Job:
Set down the material below in full, matching it exactly.

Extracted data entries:
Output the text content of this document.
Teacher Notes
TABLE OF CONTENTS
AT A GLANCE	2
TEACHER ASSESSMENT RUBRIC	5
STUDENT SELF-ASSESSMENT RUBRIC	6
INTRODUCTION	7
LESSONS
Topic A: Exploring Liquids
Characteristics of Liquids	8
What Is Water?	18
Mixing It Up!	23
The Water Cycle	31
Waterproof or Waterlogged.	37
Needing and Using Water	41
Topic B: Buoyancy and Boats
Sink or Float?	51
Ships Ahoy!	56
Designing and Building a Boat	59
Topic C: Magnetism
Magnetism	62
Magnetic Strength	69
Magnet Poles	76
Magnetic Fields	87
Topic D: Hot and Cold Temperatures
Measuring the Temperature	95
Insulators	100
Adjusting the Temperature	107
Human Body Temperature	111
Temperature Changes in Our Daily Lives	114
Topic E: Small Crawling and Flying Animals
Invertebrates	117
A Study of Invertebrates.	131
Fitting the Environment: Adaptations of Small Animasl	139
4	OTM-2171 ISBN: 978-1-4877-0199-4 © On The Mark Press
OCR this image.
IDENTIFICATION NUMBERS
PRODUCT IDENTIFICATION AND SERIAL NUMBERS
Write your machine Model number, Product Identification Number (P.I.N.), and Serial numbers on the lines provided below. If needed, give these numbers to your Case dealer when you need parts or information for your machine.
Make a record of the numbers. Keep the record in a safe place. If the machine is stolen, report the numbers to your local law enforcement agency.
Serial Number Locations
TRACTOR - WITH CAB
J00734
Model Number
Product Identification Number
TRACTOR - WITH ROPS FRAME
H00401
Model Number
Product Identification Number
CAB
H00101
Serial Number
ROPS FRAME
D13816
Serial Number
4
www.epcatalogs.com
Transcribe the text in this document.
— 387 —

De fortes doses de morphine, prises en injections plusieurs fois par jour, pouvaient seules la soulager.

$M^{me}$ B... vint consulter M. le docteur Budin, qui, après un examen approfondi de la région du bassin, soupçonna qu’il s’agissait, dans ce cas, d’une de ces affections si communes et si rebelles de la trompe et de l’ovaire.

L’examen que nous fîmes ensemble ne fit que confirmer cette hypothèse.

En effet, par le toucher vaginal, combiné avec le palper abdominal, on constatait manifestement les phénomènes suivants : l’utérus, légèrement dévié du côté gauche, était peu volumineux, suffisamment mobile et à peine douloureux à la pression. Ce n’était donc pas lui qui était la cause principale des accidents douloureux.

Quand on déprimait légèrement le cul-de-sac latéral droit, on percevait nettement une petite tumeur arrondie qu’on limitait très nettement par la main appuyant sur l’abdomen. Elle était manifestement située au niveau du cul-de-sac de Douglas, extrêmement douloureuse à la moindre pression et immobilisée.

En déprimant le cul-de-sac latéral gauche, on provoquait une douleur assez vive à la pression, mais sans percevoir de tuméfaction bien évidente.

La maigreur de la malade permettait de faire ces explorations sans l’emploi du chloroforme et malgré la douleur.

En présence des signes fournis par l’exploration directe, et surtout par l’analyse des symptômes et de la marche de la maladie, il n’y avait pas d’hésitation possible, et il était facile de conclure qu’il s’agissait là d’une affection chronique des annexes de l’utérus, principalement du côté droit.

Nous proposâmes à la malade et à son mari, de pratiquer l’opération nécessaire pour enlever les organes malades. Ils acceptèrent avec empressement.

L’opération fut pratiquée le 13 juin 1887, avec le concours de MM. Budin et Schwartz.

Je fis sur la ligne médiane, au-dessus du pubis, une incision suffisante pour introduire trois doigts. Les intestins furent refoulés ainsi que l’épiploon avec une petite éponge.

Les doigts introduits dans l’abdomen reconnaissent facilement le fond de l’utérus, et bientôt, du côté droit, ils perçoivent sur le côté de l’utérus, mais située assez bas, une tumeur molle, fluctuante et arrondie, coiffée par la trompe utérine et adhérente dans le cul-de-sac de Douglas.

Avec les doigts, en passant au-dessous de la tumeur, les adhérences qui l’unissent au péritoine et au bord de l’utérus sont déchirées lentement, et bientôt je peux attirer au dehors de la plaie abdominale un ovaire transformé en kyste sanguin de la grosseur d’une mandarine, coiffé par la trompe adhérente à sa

Exercise output:
Output the text content of this document.
Teacher Notes
TABLE OF CONTENTS
AT A GLANCE	2
TEACHER ASSESSMENT RUBRIC	5
STUDENT SELF-ASSESSMENT RUBRIC	6
INTRODUCTION	7
LESSONS
Topic A: Exploring Liquids
Characteristics of Liquids	8
What Is Water?	18
Mixing It Up!	23
The Water Cycle	31
Waterproof or Waterlogged.	37
Needing and Using Water	41
Topic B: Buoyancy and Boats
Sink or Float?	51
Ships Ahoy!	56
Designing and Building a Boat	59
Topic C: Magnetism
Magnetism	62
Magnetic Strength	69
Magnet Poles	76
Magnetic Fields	87
Topic D: Hot and Cold Temperatures
Measuring the Temperature	95
Insulators	100
Adjusting the Temperature	107
Human Body Temperature	111
Temperature Changes in Our Daily Lives	114
Topic E: Small Crawling and Flying Animals
Invertebrates	117
A Study of Invertebrates.	131
Fitting the Environment: Adaptations of Small Animasl	139
4	OTM-2171 ISBN: 978-1-4877-0199-4 © On The Mark Press
OCR this image.
IDENTIFICATION NUMBERS
PRODUCT IDENTIFICATION AND SERIAL NUMBERS
Write your machine Model number, Product Identification Number (P.I.N.), and Serial numbers on the lines provided below. If needed, give these numbers to your Case dealer when you need parts or information for your machine.
Make a record of the numbers. Keep the record in a safe place. If the machine is stolen, report the numbers to your local law enforcement agency.
Serial Number Locations
TRACTOR - WITH CAB
J00734
Model Number
Product Identification Number
TRACTOR - WITH ROPS FRAME
H00401
Model Number
Product Identification Number
CAB
H00101
Serial Number
ROPS FRAME
D13816
Serial Number
4
www.epcatalogs.com
Transcribe the text in this document.
— 387 —

De fortes doses de morphine, prises en injections plusieurs fois par jour, pouvaient seules la soulager.

$M^{me}$ B... vint consulter M. le docteur Budin, qui, après un examen approfondi de la région du bassin, soupçonna qu’il s’agissait, dans ce cas, d’une de ces affections si communes et si rebelles de la trompe et de l’ovaire.

L’examen que nous fîmes ensemble ne fit que confirmer cette hypothèse.

En effet, par le toucher vaginal, combiné avec le palper abdominal, on constatait manifestement les phénomènes suivants : l’utérus, légèrement dévié du côté gauche, était peu volumineux, suffisamment mobile et à peine douloureux à la pression. Ce n’était donc pas lui qui était la cause principale des accidents douloureux.

Quand on déprimait légèrement le cul-de-sac latéral droit, on percevait nettement une petite tumeur arrondie qu’on limitait très nettement par la main appuyant sur l’abdomen. Elle était manifestement située au niveau du cul-de-sac de Douglas, extrêmement douloureuse à la moindre pression et immobilisée.

En déprimant le cul-de-sac latéral gauche, on provoquait une douleur assez vive à la pression, mais sans percevoir de tuméfaction bien évidente.

La maigreur de la malade permettait de faire ces explorations sans l’emploi du chloroforme et malgré la douleur.

En présence des signes fournis par l’exploration directe, et surtout par l’analyse des symptômes et de la marche de la maladie, il n’y avait pas d’hésitation possible, et il était facile de conclure qu’il s’agissait là d’une affection chronique des annexes de l’utérus, principalement du côté droit.

Nous proposâmes à la malade et à son mari, de pratiquer l’opération nécessaire pour enlever les organes malades. Ils acceptèrent avec empressement.

L’opération fut pratiquée le 13 juin 1887, avec le concours de MM. Budin et Schwartz.

Je fis sur la ligne médiane, au-dessus du pubis, une incision suffisante pour introduire trois doigts. Les intestins furent refoulés ainsi que l’épiploon avec une petite éponge.

Les doigts introduits dans l’abdomen reconnaissent facilement le fond de l’utérus, et bientôt, du côté droit, ils perçoivent sur le côté de l’utérus, mais située assez bas, une tumeur molle, fluctuante et arrondie, coiffée par la trompe utérine et adhérente dans le cul-de-sac de Douglas.

Avec les doigts, en passant au-dessous de la tumeur, les adhérences qui l’unissent au péritoine et au bord de l’utérus sont déchirées lentement, et bientôt je peux attirer au dehors de la plaie abdominale un ovaire transformé en kyste sanguin de la grosseur d’une mandarine, coiffé par la trompe adhérente à sa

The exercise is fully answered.